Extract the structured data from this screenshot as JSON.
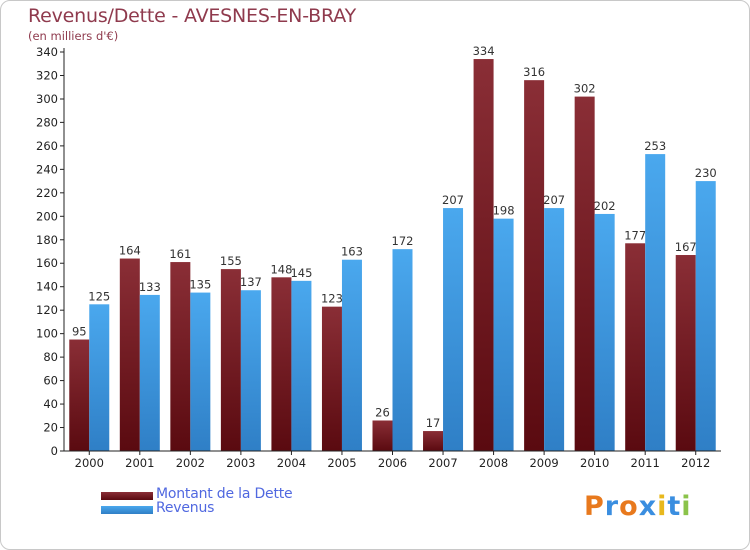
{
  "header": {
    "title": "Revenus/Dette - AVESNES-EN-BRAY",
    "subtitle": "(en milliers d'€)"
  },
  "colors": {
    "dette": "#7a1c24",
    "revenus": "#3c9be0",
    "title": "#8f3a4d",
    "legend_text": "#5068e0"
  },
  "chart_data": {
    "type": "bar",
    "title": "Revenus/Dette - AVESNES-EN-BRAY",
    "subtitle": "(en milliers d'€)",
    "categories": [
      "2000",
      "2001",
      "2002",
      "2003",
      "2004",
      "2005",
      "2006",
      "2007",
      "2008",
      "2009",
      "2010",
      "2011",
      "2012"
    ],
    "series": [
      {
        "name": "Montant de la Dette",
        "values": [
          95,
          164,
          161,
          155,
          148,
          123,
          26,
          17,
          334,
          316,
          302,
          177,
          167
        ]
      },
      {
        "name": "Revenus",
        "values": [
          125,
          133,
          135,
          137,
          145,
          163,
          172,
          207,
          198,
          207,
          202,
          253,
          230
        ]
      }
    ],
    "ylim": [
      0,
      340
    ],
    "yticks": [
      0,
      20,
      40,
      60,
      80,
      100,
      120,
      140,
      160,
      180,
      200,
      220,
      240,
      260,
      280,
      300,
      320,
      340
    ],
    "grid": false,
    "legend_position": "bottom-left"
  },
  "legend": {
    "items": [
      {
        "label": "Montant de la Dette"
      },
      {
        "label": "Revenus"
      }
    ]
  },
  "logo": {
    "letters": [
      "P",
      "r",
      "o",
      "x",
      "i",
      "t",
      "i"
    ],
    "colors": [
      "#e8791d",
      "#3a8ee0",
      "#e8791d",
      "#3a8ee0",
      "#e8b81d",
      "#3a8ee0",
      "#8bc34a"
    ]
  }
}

* * * * *

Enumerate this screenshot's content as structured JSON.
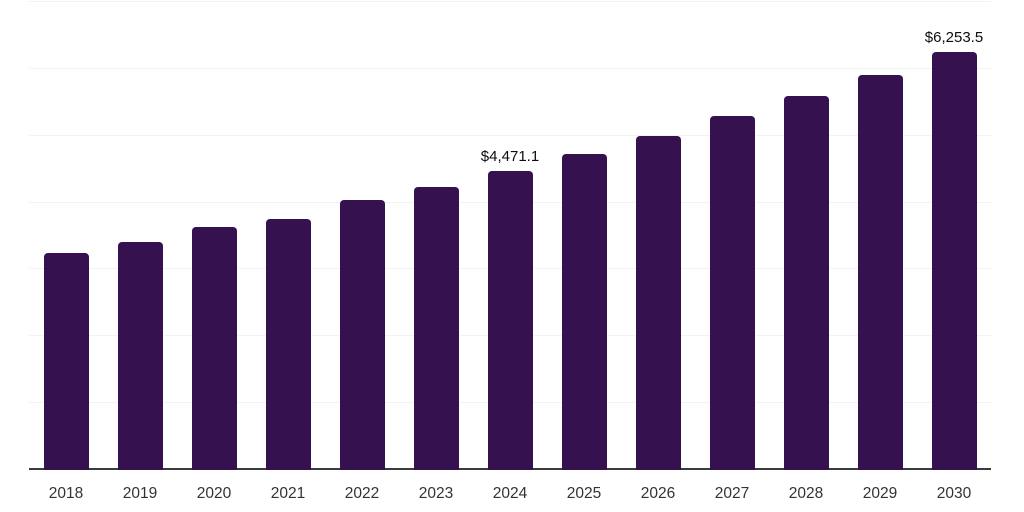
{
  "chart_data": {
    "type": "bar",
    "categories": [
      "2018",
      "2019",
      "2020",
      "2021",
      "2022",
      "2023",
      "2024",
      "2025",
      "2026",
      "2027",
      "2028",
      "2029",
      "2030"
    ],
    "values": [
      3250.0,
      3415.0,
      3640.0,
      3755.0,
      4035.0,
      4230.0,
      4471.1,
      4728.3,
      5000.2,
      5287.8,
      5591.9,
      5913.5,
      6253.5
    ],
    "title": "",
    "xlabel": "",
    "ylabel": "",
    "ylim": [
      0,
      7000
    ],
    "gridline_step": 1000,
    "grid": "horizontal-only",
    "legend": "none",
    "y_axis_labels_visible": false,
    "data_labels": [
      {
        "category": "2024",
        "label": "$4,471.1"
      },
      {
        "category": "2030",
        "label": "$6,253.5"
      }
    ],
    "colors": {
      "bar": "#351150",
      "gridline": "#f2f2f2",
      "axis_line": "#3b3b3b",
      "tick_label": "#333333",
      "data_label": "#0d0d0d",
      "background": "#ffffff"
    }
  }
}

* * * * *

→ Task brief: Lines containing the string "Montant" are to be selected and copied.

→ Result below:
        "name": "Montant de la Dette",
        "label": "Montant de la Dette"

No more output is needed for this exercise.